Data items
------------------------
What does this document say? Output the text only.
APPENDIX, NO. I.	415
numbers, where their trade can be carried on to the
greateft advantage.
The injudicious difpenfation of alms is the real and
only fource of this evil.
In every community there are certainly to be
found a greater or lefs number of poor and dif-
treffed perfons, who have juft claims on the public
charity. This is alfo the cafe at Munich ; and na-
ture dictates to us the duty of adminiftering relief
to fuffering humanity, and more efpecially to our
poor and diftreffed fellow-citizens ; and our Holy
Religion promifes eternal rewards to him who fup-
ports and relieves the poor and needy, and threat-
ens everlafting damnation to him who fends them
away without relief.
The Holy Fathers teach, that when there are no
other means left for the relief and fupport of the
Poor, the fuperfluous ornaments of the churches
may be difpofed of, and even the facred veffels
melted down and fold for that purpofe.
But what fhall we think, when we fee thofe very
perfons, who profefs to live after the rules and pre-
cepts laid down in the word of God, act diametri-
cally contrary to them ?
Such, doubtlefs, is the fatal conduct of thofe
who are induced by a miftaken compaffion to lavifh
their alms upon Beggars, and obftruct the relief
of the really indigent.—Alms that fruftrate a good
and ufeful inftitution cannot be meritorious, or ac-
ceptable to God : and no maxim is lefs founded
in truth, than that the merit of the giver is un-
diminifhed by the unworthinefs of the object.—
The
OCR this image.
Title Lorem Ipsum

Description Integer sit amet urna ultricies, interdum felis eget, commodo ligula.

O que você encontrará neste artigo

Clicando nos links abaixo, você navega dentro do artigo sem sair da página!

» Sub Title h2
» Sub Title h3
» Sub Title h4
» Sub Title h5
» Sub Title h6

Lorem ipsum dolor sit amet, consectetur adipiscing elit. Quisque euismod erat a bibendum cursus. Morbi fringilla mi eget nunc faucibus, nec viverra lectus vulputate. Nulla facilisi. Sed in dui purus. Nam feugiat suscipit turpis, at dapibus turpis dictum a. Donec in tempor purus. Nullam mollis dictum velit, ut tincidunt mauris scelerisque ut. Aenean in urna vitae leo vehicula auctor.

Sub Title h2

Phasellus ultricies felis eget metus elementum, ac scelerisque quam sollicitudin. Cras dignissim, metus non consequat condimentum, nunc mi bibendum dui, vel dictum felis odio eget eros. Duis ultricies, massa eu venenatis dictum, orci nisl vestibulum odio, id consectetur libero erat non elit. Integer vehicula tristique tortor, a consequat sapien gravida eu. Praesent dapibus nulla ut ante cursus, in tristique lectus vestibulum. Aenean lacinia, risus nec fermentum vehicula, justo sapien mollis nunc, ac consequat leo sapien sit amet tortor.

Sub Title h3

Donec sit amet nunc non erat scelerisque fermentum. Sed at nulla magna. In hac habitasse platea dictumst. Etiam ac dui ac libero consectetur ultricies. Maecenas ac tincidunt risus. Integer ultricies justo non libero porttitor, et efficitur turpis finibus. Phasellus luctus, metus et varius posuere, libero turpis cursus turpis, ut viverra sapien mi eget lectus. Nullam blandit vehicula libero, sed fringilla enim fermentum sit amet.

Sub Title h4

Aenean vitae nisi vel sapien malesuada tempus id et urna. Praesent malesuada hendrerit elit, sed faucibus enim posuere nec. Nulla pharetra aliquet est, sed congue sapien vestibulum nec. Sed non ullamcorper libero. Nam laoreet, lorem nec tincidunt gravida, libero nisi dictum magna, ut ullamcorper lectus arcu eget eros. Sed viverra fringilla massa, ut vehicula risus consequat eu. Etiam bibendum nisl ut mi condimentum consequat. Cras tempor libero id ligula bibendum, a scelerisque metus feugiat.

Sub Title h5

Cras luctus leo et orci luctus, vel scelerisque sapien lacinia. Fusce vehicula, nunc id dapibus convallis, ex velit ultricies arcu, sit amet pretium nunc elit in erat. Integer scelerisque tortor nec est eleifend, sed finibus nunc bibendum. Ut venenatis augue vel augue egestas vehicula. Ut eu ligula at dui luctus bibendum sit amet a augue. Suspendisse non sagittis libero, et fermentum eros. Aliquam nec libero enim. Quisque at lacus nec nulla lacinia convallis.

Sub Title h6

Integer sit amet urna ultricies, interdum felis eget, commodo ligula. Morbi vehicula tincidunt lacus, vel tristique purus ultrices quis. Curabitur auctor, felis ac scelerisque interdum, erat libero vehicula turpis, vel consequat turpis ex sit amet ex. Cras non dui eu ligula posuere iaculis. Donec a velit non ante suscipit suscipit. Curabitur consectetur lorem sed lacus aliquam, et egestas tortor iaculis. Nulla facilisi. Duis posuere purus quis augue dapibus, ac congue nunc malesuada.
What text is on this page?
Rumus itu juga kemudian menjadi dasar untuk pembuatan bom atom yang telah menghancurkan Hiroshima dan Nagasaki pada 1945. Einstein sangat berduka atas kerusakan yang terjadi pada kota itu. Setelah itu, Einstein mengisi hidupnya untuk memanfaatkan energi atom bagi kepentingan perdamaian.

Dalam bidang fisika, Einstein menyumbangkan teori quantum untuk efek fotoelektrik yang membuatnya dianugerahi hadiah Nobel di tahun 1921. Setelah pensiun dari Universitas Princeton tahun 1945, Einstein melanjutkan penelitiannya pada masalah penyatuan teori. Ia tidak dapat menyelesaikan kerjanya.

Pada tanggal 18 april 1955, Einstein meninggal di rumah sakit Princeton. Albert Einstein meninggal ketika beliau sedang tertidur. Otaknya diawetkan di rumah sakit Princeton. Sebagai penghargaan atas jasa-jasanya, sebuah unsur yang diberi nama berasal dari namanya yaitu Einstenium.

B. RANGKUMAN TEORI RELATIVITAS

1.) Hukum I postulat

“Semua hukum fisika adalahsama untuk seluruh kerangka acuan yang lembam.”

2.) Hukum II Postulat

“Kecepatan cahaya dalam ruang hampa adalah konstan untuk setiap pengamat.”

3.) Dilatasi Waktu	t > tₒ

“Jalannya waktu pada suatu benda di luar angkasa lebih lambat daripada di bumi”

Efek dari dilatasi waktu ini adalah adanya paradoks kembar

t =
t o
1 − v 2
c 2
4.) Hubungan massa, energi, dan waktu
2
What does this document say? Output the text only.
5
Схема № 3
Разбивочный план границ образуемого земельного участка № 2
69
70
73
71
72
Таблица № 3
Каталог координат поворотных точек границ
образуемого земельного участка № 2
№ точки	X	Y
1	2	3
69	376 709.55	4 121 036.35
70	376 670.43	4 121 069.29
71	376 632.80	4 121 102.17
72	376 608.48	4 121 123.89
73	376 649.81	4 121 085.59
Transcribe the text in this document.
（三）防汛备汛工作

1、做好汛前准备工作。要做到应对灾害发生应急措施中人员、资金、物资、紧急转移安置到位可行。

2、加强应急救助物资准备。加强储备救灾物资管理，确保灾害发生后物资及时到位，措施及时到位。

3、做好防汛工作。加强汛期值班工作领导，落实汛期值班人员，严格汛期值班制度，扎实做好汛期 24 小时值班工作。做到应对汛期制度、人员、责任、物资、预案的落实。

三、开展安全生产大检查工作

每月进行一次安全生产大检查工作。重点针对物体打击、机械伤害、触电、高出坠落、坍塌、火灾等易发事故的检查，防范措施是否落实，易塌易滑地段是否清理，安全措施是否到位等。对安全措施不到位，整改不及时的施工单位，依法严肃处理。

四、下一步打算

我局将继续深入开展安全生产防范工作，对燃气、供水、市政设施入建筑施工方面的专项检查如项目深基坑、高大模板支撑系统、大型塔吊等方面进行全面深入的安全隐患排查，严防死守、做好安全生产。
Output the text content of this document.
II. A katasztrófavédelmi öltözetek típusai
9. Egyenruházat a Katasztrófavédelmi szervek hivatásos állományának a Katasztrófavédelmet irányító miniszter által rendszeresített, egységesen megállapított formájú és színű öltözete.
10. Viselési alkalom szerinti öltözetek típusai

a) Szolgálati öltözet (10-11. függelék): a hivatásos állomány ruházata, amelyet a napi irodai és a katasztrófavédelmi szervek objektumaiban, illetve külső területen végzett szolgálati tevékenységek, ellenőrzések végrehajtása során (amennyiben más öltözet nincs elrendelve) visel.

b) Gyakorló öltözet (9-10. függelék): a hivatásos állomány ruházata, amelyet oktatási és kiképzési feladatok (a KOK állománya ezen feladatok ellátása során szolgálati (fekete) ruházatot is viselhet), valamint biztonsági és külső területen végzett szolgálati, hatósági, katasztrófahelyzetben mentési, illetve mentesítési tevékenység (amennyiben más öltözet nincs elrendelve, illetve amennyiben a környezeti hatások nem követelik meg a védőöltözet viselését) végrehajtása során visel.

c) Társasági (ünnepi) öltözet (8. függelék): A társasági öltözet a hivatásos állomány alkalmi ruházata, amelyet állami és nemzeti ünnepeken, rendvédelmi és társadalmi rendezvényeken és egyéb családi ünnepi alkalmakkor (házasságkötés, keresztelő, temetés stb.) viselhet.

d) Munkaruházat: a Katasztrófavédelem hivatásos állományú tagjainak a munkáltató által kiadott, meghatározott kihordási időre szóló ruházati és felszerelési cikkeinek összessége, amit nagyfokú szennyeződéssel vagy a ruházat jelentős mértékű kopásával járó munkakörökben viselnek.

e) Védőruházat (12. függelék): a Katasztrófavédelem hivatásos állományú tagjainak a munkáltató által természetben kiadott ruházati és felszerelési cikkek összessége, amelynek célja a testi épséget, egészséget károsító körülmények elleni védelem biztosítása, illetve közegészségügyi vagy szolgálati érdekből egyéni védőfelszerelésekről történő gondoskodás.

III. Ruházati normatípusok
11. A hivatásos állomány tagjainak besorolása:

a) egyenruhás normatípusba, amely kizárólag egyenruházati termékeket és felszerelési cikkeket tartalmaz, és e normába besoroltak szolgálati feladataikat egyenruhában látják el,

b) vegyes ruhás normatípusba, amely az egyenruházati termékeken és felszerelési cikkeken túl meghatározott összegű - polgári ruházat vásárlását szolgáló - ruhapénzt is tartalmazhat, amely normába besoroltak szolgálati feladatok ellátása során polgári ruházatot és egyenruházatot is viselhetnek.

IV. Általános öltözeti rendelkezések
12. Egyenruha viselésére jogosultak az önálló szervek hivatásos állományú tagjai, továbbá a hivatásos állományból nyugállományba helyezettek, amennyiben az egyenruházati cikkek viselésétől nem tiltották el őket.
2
------------------------
WHAT YOU ARE ASKED TO DO »
Write out every line of the data that holds the word "állományú".

SOLUTION FOR THIS EXERCISE »
d) Munkaruházat: a Katasztrófavédelem hivatásos állományú tagjainak a munkáltató által kiadott, meghatározott kihordási időre szóló ruházati és felszerelési cikkeinek összessége, amit nagyfokú szennyeződéssel vagy a ruházat jelentős mértékű kopásával járó munkakörökben viselnek.
e) Védőruházat (12. függelék): a Katasztrófavédelem hivatásos állományú tagjainak a munkáltató által természetben kiadott ruházati és felszerelési cikkek összessége, amelynek célja a testi épséget, egészséget károsító körülmények elleni védelem biztosítása, illetve közegészségügyi vagy szolgálati érdekből egyéni védőfelszerelésekről történő gondoskodás.
12. Egyenruha viselésére jogosultak az önálló szervek hivatásos állományú tagjai, továbbá a hivatásos állományból nyugállományba helyezettek, amennyiben az egyenruházati cikkek viselésétől nem tiltották el őket.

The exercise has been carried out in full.